#### [Request]
Where a line holds the string "Mohamed", return that line.

#### [Records for this task]
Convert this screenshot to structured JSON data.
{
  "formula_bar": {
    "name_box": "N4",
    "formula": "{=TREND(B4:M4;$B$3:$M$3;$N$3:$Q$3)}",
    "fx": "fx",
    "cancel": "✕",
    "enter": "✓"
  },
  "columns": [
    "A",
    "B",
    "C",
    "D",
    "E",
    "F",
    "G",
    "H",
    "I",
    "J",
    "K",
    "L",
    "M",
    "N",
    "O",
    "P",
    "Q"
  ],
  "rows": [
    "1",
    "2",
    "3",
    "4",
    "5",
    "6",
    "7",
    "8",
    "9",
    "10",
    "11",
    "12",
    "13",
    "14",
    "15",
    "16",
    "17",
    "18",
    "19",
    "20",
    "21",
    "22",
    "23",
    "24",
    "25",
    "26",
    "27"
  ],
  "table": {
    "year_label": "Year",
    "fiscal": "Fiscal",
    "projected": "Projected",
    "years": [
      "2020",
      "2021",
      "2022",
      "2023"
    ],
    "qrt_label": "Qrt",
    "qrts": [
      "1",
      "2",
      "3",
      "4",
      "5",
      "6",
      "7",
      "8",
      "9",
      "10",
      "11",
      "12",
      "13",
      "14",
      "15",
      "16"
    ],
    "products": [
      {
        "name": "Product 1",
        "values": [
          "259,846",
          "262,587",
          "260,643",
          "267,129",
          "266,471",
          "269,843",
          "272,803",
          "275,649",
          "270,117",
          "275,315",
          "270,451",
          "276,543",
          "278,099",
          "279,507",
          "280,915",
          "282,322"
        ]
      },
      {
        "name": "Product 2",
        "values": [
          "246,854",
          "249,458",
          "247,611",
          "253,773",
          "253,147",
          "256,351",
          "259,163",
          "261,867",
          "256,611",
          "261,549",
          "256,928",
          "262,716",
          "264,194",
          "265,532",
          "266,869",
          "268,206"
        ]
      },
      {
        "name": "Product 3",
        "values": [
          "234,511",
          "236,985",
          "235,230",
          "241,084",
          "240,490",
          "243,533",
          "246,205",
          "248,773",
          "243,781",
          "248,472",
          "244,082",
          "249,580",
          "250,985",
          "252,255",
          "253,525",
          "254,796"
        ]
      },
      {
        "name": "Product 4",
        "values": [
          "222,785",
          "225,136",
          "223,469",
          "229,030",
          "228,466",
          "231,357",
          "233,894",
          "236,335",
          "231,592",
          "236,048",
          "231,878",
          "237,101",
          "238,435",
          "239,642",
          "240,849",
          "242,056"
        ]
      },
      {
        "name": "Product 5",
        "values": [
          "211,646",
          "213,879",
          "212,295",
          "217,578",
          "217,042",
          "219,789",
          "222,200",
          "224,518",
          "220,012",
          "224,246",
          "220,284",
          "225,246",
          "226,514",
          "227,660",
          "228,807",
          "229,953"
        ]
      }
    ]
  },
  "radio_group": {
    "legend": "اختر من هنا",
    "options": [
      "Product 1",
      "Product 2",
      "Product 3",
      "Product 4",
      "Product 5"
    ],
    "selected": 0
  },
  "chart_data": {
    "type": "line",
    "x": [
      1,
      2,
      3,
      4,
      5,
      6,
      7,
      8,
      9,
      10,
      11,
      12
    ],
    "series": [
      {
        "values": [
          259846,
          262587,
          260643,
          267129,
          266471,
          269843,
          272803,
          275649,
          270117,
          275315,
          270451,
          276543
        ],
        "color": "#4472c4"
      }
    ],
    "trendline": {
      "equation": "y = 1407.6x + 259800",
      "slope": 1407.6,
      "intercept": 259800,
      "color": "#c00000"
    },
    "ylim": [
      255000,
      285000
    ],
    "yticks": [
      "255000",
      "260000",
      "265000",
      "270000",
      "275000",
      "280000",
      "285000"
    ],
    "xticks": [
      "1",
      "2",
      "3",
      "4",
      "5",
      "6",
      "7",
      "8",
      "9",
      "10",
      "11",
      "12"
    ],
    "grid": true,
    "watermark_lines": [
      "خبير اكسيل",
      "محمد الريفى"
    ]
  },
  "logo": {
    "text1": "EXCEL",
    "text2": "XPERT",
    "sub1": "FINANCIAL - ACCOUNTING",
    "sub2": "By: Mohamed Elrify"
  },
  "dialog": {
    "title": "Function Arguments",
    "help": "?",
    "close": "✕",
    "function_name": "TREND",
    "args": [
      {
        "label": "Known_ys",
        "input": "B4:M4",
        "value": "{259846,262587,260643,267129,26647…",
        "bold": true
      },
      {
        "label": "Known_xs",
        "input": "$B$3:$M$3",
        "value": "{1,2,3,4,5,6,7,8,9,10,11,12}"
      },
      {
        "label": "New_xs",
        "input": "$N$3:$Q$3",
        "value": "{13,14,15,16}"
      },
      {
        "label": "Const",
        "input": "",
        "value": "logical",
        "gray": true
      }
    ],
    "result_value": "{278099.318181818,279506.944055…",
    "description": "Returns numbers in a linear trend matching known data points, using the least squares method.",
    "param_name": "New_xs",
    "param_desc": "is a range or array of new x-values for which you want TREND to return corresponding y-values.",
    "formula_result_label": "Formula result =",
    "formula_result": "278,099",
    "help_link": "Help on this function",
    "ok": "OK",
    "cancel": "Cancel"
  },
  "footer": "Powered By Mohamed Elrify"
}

#### [Task response]
    "sub2": "By: Mohamed Elrify"
  "footer": "Powered By Mohamed Elrify"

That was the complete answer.